◆ **Problem**:
Output all of the entries exactly as written.
━━━━━ Data for this task ━━━━━
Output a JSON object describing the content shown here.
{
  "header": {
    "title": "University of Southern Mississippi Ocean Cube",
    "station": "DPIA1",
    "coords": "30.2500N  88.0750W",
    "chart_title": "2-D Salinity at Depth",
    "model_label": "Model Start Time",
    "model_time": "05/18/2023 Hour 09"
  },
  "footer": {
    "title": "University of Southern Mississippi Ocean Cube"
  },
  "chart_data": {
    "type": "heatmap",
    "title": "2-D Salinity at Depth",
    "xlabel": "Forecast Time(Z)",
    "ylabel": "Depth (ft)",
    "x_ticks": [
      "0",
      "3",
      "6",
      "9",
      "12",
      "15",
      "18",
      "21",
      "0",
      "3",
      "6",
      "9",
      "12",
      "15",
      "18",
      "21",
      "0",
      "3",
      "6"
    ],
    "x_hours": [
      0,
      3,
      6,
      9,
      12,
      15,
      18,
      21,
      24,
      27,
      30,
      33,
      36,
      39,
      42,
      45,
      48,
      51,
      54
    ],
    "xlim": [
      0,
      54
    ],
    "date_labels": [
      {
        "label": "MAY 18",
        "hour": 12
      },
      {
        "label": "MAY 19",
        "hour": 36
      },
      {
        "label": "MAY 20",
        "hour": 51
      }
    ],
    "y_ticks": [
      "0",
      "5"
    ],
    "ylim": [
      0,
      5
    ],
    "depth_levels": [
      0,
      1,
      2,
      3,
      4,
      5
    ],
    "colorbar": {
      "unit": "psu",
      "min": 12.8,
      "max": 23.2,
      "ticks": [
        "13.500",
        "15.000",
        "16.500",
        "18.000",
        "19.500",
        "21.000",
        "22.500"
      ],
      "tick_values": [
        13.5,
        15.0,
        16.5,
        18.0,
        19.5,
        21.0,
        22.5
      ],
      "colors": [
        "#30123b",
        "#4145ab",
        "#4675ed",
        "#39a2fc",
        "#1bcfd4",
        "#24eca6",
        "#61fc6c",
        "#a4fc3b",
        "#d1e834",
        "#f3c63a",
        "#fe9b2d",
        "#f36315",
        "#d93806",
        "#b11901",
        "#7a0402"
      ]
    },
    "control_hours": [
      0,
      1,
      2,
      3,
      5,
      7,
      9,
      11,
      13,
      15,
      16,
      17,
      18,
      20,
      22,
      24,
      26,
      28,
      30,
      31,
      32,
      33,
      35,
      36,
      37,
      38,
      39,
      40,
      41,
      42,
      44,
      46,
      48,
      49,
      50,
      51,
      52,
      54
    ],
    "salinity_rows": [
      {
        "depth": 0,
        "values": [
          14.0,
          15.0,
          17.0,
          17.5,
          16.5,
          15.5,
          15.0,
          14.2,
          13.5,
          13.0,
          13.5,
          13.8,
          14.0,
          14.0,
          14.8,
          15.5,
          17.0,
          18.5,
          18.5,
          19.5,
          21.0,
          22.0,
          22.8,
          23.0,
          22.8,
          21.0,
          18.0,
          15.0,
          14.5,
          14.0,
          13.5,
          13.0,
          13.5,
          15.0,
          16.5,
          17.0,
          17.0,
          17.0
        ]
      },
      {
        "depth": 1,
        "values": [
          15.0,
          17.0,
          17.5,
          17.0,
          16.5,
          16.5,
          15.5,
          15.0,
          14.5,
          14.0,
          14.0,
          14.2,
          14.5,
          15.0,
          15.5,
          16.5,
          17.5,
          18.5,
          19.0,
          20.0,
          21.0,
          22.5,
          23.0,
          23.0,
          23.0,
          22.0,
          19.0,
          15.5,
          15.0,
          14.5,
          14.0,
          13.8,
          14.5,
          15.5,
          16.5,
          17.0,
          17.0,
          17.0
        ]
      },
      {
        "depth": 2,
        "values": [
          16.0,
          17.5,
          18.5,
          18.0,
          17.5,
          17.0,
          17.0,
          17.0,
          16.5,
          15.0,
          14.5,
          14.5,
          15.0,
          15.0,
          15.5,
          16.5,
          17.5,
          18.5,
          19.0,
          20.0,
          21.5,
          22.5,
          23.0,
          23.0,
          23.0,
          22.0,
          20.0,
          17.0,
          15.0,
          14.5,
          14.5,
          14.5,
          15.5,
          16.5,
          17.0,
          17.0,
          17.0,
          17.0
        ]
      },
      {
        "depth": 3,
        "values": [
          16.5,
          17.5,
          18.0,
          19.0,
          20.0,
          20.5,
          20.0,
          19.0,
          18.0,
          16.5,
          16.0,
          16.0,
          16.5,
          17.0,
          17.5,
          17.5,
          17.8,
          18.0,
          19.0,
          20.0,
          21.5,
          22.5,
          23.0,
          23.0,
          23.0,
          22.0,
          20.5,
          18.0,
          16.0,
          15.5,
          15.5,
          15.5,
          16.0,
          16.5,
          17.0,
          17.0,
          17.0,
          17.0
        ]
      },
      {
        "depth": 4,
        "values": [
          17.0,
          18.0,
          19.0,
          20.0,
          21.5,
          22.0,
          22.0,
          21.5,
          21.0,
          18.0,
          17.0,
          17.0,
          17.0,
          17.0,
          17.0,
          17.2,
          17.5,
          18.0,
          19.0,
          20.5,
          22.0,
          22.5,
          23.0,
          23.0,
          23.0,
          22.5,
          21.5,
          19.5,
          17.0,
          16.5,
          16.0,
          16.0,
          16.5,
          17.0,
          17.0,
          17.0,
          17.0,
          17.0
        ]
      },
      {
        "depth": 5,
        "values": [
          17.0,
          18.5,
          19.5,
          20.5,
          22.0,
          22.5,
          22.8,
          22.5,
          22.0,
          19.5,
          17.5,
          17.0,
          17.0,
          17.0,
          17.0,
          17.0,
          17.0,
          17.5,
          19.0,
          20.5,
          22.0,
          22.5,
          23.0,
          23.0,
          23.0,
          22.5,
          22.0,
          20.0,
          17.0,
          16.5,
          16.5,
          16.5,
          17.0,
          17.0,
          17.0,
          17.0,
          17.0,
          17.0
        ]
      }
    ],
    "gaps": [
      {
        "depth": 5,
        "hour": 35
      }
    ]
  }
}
━━━━━
◆ **Written response**:
Output a JSON object describing the content shown here.
{
  "header": {
    "title": "University of Southern Mississippi Ocean Cube",
    "station": "DPIA1",
    "coords": "30.2500N  88.0750W",
    "chart_title": "2-D Salinity at Depth",
    "model_label": "Model Start Time",
    "model_time": "05/18/2023 Hour 09"
  },
  "footer": {
    "title": "University of Southern Mississippi Ocean Cube"
  },
  "chart_data": {
    "type": "heatmap",
    "title": "2-D Salinity at Depth",
    "xlabel": "Forecast Time(Z)",
    "ylabel": "Depth (ft)",
    "x_ticks": [
      "0",
      "3",
      "6",
      "9",
      "12",
      "15",
      "18",
      "21",
      "0",
      "3",
      "6",
      "9",
      "12",
      "15",
      "18",
      "21",
      "0",
      "3",
      "6"
    ],
    "x_hours": [
      0,
      3,
      6,
      9,
      12,
      15,
      18,
      21,
      24,
      27,
      30,
      33,
      36,
      39,
      42,
      45,
      48,
      51,
      54
    ],
    "xlim": [
      0,
      54
    ],
    "date_labels": [
      {
        "label": "MAY 18",
        "hour": 12
      },
      {
        "label": "MAY 19",
        "hour": 36
      },
      {
        "label": "MAY 20",
        "hour": 51
      }
    ],
    "y_ticks": [
      "0",
      "5"
    ],
    "ylim": [
      0,
      5
    ],
    "depth_levels": [
      0,
      1,
      2,
      3,
      4,
      5
    ],
    "colorbar": {
      "unit": "psu",
      "min": 12.8,
      "max": 23.2,
      "ticks": [
        "13.500",
        "15.000",
        "16.500",
        "18.000",
        "19.500",
        "21.000",
        "22.500"
      ],
      "tick_values": [
        13.5,
        15.0,
        16.5,
        18.0,
        19.5,
        21.0,
        22.5
      ],
      "colors": [
        "#30123b",
        "#4145ab",
        "#4675ed",
        "#39a2fc",
        "#1bcfd4",
        "#24eca6",
        "#61fc6c",
        "#a4fc3b",
        "#d1e834",
        "#f3c63a",
        "#fe9b2d",
        "#f36315",
        "#d93806",
        "#b11901",
        "#7a0402"
      ]
    },
    "control_hours": [
      0,
      1,
      2,
      3,
      5,
      7,
      9,
      11,
      13,
      15,
      16,
      17,
      18,
      20,
      22,
      24,
      26,
      28,
      30,
      31,
      32,
      33,
      35,
      36,
      37,
      38,
      39,
      40,
      41,
      42,
      44,
      46,
      48,
      49,
      50,
      51,
      52,
      54
    ],
    "salinity_rows": [
      {
        "depth": 0,
        "values": [
          14.0,
          15.0,
          17.0,
          17.5,
          16.5,
          15.5,
          15.0,
          14.2,
          13.5,
          13.0,
          13.5,
          13.8,
          14.0,
          14.0,
          14.8,
          15.5,
          17.0,
          18.5,
          18.5,
          19.5,
          21.0,
          22.0,
          22.8,
          23.0,
          22.8,
          21.0,
          18.0,
          15.0,
          14.5,
          14.0,
          13.5,
          13.0,
          13.5,
          15.0,
          16.5,
          17.0,
          17.0,
          17.0
        ]
      },
      {
        "depth": 1,
        "values": [
          15.0,
          17.0,
          17.5,
          17.0,
          16.5,
          16.5,
          15.5,
          15.0,
          14.5,
          14.0,
          14.0,
          14.2,
          14.5,
          15.0,
          15.5,
          16.5,
          17.5,
          18.5,
          19.0,
          20.0,
          21.0,
          22.5,
          23.0,
          23.0,
          23.0,
          22.0,
          19.0,
          15.5,
          15.0,
          14.5,
          14.0,
          13.8,
          14.5,
          15.5,
          16.5,
          17.0,
          17.0,
          17.0
        ]
      },
      {
        "depth": 2,
        "values": [
          16.0,
          17.5,
          18.5,
          18.0,
          17.5,
          17.0,
          17.0,
          17.0,
          16.5,
          15.0,
          14.5,
          14.5,
          15.0,
          15.0,
          15.5,
          16.5,
          17.5,
          18.5,
          19.0,
          20.0,
          21.5,
          22.5,
          23.0,
          23.0,
          23.0,
          22.0,
          20.0,
          17.0,
          15.0,
          14.5,
          14.5,
          14.5,
          15.5,
          16.5,
          17.0,
          17.0,
          17.0,
          17.0
        ]
      },
      {
        "depth": 3,
        "values": [
          16.5,
          17.5,
          18.0,
          19.0,
          20.0,
          20.5,
          20.0,
          19.0,
          18.0,
          16.5,
          16.0,
          16.0,
          16.5,
          17.0,
          17.5,
          17.5,
          17.8,
          18.0,
          19.0,
          20.0,
          21.5,
          22.5,
          23.0,
          23.0,
          23.0,
          22.0,
          20.5,
          18.0,
          16.0,
          15.5,
          15.5,
          15.5,
          16.0,
          16.5,
          17.0,
          17.0,
          17.0,
          17.0
        ]
      },
      {
        "depth": 4,
        "values": [
          17.0,
          18.0,
          19.0,
          20.0,
          21.5,
          22.0,
          22.0,
          21.5,
          21.0,
          18.0,
          17.0,
          17.0,
          17.0,
          17.0,
          17.0,
          17.2,
          17.5,
          18.0,
          19.0,
          20.5,
          22.0,
          22.5,
          23.0,
          23.0,
          23.0,
          22.5,
          21.5,
          19.5,
          17.0,
          16.5,
          16.0,
          16.0,
          16.5,
          17.0,
          17.0,
          17.0,
          17.0,
          17.0
        ]
      },
      {
        "depth": 5,
        "values": [
          17.0,
          18.5,
          19.5,
          20.5,
          22.0,
          22.5,
          22.8,
          22.5,
          22.0,
          19.5,
          17.5,
          17.0,
          17.0,
          17.0,
          17.0,
          17.0,
          17.0,
          17.5,
          19.0,
          20.5,
          22.0,
          22.5,
          23.0,
          23.0,
          23.0,
          22.5,
          22.0,
          20.0,
          17.0,
          16.5,
          16.5,
          16.5,
          17.0,
          17.0,
          17.0,
          17.0,
          17.0,
          17.0
        ]
      }
    ],
    "gaps": [
      {
        "depth": 5,
        "hour": 35
      }
    ]
  }
}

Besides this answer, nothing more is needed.